What the task asks
Reproduce only the lines that run from the line with "Type out the text in this image." to the last line of the material, both ends included, exactly as they appear.

Data entries
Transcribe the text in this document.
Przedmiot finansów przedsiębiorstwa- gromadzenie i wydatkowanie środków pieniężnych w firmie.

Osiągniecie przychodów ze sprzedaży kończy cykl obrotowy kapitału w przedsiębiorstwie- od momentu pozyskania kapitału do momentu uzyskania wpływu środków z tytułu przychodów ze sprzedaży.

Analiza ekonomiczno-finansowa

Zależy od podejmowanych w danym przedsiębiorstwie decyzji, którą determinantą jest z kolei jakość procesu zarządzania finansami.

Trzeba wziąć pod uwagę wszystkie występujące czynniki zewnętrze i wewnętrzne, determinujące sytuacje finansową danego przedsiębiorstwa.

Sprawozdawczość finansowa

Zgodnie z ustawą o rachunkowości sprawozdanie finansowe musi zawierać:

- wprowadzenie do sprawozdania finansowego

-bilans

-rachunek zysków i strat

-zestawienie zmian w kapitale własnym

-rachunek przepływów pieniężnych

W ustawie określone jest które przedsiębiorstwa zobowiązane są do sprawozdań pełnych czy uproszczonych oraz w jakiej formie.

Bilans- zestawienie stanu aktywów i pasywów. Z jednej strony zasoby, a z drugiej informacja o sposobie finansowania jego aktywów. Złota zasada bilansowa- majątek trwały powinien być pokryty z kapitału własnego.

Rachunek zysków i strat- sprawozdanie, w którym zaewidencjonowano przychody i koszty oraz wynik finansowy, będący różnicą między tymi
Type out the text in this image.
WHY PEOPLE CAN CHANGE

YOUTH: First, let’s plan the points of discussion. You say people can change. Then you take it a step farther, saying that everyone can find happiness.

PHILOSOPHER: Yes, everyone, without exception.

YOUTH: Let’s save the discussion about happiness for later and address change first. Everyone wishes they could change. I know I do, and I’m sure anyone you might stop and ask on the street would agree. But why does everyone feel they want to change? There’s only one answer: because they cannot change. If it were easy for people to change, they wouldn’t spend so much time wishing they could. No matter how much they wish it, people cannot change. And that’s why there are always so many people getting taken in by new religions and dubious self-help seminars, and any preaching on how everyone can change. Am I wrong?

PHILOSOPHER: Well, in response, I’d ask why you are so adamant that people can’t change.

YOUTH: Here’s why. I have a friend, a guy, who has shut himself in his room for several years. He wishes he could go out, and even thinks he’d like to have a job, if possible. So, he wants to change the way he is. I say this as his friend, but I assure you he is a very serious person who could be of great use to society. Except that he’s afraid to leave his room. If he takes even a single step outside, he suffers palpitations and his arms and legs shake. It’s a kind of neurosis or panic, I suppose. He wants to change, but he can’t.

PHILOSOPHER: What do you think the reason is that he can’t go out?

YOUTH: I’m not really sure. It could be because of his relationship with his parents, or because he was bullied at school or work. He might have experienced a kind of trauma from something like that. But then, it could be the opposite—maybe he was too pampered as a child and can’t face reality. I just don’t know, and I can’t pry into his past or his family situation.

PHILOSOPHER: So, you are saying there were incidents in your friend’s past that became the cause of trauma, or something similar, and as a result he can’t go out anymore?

Problem solution
Type out the text in this image.
WHY PEOPLE CAN CHANGE

YOUTH: First, let’s plan the points of discussion. You say people can change. Then you take it a step farther, saying that everyone can find happiness.

PHILOSOPHER: Yes, everyone, without exception.

YOUTH: Let’s save the discussion about happiness for later and address change first. Everyone wishes they could change. I know I do, and I’m sure anyone you might stop and ask on the street would agree. But why does everyone feel they want to change? There’s only one answer: because they cannot change. If it were easy for people to change, they wouldn’t spend so much time wishing they could. No matter how much they wish it, people cannot change. And that’s why there are always so many people getting taken in by new religions and dubious self-help seminars, and any preaching on how everyone can change. Am I wrong?

PHILOSOPHER: Well, in response, I’d ask why you are so adamant that people can’t change.

YOUTH: Here’s why. I have a friend, a guy, who has shut himself in his room for several years. He wishes he could go out, and even thinks he’d like to have a job, if possible. So, he wants to change the way he is. I say this as his friend, but I assure you he is a very serious person who could be of great use to society. Except that he’s afraid to leave his room. If he takes even a single step outside, he suffers palpitations and his arms and legs shake. It’s a kind of neurosis or panic, I suppose. He wants to change, but he can’t.

PHILOSOPHER: What do you think the reason is that he can’t go out?

YOUTH: I’m not really sure. It could be because of his relationship with his parents, or because he was bullied at school or work. He might have experienced a kind of trauma from something like that. But then, it could be the opposite—maybe he was too pampered as a child and can’t face reality. I just don’t know, and I can’t pry into his past or his family situation.

PHILOSOPHER: So, you are saying there were incidents in your friend’s past that became the cause of trauma, or something similar, and as a result he can’t go out anymore?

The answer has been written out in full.